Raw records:

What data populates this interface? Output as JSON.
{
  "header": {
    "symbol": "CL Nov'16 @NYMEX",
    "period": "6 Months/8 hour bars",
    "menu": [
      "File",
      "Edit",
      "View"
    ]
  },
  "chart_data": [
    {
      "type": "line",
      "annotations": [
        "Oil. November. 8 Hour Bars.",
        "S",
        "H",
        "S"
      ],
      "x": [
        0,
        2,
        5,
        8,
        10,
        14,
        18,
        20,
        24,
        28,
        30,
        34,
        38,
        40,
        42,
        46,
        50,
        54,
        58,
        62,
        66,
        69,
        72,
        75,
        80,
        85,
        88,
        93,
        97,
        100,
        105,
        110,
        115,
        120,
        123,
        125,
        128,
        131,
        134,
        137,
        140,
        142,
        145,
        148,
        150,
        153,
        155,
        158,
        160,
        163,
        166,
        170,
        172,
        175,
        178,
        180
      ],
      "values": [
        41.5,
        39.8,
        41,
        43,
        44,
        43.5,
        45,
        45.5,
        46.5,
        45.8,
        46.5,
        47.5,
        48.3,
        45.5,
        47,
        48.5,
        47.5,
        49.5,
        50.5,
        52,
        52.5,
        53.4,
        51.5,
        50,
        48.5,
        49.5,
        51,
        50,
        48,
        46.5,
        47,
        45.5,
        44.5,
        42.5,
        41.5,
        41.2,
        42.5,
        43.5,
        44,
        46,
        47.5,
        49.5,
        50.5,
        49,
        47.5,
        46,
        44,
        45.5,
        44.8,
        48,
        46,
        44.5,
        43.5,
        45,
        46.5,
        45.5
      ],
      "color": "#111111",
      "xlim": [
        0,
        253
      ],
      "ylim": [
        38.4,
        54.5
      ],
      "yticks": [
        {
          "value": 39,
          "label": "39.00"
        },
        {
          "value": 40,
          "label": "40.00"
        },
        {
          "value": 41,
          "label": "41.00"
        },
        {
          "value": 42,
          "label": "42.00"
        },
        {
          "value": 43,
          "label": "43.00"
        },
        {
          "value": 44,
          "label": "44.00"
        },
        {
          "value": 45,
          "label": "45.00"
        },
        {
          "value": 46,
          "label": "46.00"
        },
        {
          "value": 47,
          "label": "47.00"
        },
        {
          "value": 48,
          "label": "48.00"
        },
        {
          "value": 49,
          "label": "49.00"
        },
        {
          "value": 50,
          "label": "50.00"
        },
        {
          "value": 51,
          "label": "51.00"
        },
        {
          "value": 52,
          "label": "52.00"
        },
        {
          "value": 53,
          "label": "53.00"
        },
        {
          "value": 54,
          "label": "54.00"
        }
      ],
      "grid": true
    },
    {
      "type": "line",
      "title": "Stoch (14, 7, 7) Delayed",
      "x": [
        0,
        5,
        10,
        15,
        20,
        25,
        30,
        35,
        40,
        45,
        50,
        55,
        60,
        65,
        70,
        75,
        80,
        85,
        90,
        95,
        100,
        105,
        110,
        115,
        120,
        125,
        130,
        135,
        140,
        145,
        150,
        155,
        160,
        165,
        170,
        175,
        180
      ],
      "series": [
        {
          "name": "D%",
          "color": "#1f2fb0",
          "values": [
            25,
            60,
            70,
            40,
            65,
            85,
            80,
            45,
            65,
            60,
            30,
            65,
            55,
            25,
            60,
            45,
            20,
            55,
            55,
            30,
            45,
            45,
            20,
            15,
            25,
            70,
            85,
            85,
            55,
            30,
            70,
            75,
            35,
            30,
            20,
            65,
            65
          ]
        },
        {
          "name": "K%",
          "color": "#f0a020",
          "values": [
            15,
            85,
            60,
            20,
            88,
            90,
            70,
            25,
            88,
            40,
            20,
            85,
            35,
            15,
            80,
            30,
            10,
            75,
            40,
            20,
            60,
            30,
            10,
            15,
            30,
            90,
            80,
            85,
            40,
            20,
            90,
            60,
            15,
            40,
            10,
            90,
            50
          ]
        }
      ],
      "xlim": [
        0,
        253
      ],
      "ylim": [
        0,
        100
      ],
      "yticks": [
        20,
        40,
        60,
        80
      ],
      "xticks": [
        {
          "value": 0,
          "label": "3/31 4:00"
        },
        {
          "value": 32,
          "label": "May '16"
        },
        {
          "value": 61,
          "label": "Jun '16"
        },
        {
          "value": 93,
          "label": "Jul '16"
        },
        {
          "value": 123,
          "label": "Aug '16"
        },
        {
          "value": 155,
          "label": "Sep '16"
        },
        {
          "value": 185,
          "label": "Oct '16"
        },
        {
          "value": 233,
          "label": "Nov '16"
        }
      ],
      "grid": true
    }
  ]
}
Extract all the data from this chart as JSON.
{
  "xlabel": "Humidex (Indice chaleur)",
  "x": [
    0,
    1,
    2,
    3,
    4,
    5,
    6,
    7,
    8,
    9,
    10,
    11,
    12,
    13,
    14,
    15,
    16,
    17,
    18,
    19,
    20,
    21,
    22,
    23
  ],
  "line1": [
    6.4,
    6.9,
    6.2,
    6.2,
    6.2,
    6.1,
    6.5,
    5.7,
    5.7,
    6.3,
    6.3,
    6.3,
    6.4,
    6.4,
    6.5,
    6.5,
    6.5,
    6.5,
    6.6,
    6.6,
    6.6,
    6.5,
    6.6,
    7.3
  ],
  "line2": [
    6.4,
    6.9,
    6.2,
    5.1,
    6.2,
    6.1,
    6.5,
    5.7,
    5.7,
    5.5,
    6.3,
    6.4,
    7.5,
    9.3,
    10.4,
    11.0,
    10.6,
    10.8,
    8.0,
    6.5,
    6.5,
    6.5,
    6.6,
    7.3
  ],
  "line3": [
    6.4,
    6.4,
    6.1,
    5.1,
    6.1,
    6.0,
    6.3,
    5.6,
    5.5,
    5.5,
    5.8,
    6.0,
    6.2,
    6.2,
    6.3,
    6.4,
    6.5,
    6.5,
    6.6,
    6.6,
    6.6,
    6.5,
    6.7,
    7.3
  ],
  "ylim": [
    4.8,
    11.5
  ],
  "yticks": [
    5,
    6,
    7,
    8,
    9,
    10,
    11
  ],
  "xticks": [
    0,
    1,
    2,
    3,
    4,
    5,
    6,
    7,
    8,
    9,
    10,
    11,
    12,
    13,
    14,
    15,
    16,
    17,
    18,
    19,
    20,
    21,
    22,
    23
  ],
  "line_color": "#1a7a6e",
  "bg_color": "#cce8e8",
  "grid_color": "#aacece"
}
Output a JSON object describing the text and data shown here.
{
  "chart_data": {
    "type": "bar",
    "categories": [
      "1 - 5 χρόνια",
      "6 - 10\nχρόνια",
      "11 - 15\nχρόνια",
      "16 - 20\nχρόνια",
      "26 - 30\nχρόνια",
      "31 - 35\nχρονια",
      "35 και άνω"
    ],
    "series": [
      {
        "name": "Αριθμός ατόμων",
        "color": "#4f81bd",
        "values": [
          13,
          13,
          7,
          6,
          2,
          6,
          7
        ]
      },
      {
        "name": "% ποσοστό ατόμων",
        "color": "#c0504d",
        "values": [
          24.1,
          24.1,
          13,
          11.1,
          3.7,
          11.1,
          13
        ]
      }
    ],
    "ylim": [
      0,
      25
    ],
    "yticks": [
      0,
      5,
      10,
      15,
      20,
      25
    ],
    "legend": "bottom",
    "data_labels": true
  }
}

**SHORT TASK**
Extract all of the material exactly as it is written.

**COMPLETED EXERCISE**
What data populates this interface? Output as JSON.
{
  "header": {
    "symbol": "CL Nov'16 @NYMEX",
    "period": "6 Months/8 hour bars",
    "menu": [
      "File",
      "Edit",
      "View"
    ]
  },
  "chart_data": [
    {
      "type": "line",
      "annotations": [
        "Oil. November. 8 Hour Bars.",
        "S",
        "H",
        "S"
      ],
      "x": [
        0,
        2,
        5,
        8,
        10,
        14,
        18,
        20,
        24,
        28,
        30,
        34,
        38,
        40,
        42,
        46,
        50,
        54,
        58,
        62,
        66,
        69,
        72,
        75,
        80,
        85,
        88,
        93,
        97,
        100,
        105,
        110,
        115,
        120,
        123,
        125,
        128,
        131,
        134,
        137,
        140,
        142,
        145,
        148,
        150,
        153,
        155,
        158,
        160,
        163,
        166,
        170,
        172,
        175,
        178,
        180
      ],
      "values": [
        41.5,
        39.8,
        41,
        43,
        44,
        43.5,
        45,
        45.5,
        46.5,
        45.8,
        46.5,
        47.5,
        48.3,
        45.5,
        47,
        48.5,
        47.5,
        49.5,
        50.5,
        52,
        52.5,
        53.4,
        51.5,
        50,
        48.5,
        49.5,
        51,
        50,
        48,
        46.5,
        47,
        45.5,
        44.5,
        42.5,
        41.5,
        41.2,
        42.5,
        43.5,
        44,
        46,
        47.5,
        49.5,
        50.5,
        49,
        47.5,
        46,
        44,
        45.5,
        44.8,
        48,
        46,
        44.5,
        43.5,
        45,
        46.5,
        45.5
      ],
      "color": "#111111",
      "xlim": [
        0,
        253
      ],
      "ylim": [
        38.4,
        54.5
      ],
      "yticks": [
        {
          "value": 39,
          "label": "39.00"
        },
        {
          "value": 40,
          "label": "40.00"
        },
        {
          "value": 41,
          "label": "41.00"
        },
        {
          "value": 42,
          "label": "42.00"
        },
        {
          "value": 43,
          "label": "43.00"
        },
        {
          "value": 44,
          "label": "44.00"
        },
        {
          "value": 45,
          "label": "45.00"
        },
        {
          "value": 46,
          "label": "46.00"
        },
        {
          "value": 47,
          "label": "47.00"
        },
        {
          "value": 48,
          "label": "48.00"
        },
        {
          "value": 49,
          "label": "49.00"
        },
        {
          "value": 50,
          "label": "50.00"
        },
        {
          "value": 51,
          "label": "51.00"
        },
        {
          "value": 52,
          "label": "52.00"
        },
        {
          "value": 53,
          "label": "53.00"
        },
        {
          "value": 54,
          "label": "54.00"
        }
      ],
      "grid": true
    },
    {
      "type": "line",
      "title": "Stoch (14, 7, 7) Delayed",
      "x": [
        0,
        5,
        10,
        15,
        20,
        25,
        30,
        35,
        40,
        45,
        50,
        55,
        60,
        65,
        70,
        75,
        80,
        85,
        90,
        95,
        100,
        105,
        110,
        115,
        120,
        125,
        130,
        135,
        140,
        145,
        150,
        155,
        160,
        165,
        170,
        175,
        180
      ],
      "series": [
        {
          "name": "D%",
          "color": "#1f2fb0",
          "values": [
            25,
            60,
            70,
            40,
            65,
            85,
            80,
            45,
            65,
            60,
            30,
            65,
            55,
            25,
            60,
            45,
            20,
            55,
            55,
            30,
            45,
            45,
            20,
            15,
            25,
            70,
            85,
            85,
            55,
            30,
            70,
            75,
            35,
            30,
            20,
            65,
            65
          ]
        },
        {
          "name": "K%",
          "color": "#f0a020",
          "values": [
            15,
            85,
            60,
            20,
            88,
            90,
            70,
            25,
            88,
            40,
            20,
            85,
            35,
            15,
            80,
            30,
            10,
            75,
            40,
            20,
            60,
            30,
            10,
            15,
            30,
            90,
            80,
            85,
            40,
            20,
            90,
            60,
            15,
            40,
            10,
            90,
            50
          ]
        }
      ],
      "xlim": [
        0,
        253
      ],
      "ylim": [
        0,
        100
      ],
      "yticks": [
        20,
        40,
        60,
        80
      ],
      "xticks": [
        {
          "value": 0,
          "label": "3/31 4:00"
        },
        {
          "value": 32,
          "label": "May '16"
        },
        {
          "value": 61,
          "label": "Jun '16"
        },
        {
          "value": 93,
          "label": "Jul '16"
        },
        {
          "value": 123,
          "label": "Aug '16"
        },
        {
          "value": 155,
          "label": "Sep '16"
        },
        {
          "value": 185,
          "label": "Oct '16"
        },
        {
          "value": 233,
          "label": "Nov '16"
        }
      ],
      "grid": true
    }
  ]
}
Extract all the data from this chart as JSON.
{
  "xlabel": "Humidex (Indice chaleur)",
  "x": [
    0,
    1,
    2,
    3,
    4,
    5,
    6,
    7,
    8,
    9,
    10,
    11,
    12,
    13,
    14,
    15,
    16,
    17,
    18,
    19,
    20,
    21,
    22,
    23
  ],
  "line1": [
    6.4,
    6.9,
    6.2,
    6.2,
    6.2,
    6.1,
    6.5,
    5.7,
    5.7,
    6.3,
    6.3,
    6.3,
    6.4,
    6.4,
    6.5,
    6.5,
    6.5,
    6.5,
    6.6,
    6.6,
    6.6,
    6.5,
    6.6,
    7.3
  ],
  "line2": [
    6.4,
    6.9,
    6.2,
    5.1,
    6.2,
    6.1,
    6.5,
    5.7,
    5.7,
    5.5,
    6.3,
    6.4,
    7.5,
    9.3,
    10.4,
    11.0,
    10.6,
    10.8,
    8.0,
    6.5,
    6.5,
    6.5,
    6.6,
    7.3
  ],
  "line3": [
    6.4,
    6.4,
    6.1,
    5.1,
    6.1,
    6.0,
    6.3,
    5.6,
    5.5,
    5.5,
    5.8,
    6.0,
    6.2,
    6.2,
    6.3,
    6.4,
    6.5,
    6.5,
    6.6,
    6.6,
    6.6,
    6.5,
    6.7,
    7.3
  ],
  "ylim": [
    4.8,
    11.5
  ],
  "yticks": [
    5,
    6,
    7,
    8,
    9,
    10,
    11
  ],
  "xticks": [
    0,
    1,
    2,
    3,
    4,
    5,
    6,
    7,
    8,
    9,
    10,
    11,
    12,
    13,
    14,
    15,
    16,
    17,
    18,
    19,
    20,
    21,
    22,
    23
  ],
  "line_color": "#1a7a6e",
  "bg_color": "#cce8e8",
  "grid_color": "#aacece"
}
Output a JSON object describing the text and data shown here.
{
  "chart_data": {
    "type": "bar",
    "categories": [
      "1 - 5 χρόνια",
      "6 - 10\nχρόνια",
      "11 - 15\nχρόνια",
      "16 - 20\nχρόνια",
      "26 - 30\nχρόνια",
      "31 - 35\nχρονια",
      "35 και άνω"
    ],
    "series": [
      {
        "name": "Αριθμός ατόμων",
        "color": "#4f81bd",
        "values": [
          13,
          13,
          7,
          6,
          2,
          6,
          7
        ]
      },
      {
        "name": "% ποσοστό ατόμων",
        "color": "#c0504d",
        "values": [
          24.1,
          24.1,
          13,
          11.1,
          3.7,
          11.1,
          13
        ]
      }
    ],
    "ylim": [
      0,
      25
    ],
    "yticks": [
      0,
      5,
      10,
      15,
      20,
      25
    ],
    "legend": "bottom",
    "data_labels": true
  }
}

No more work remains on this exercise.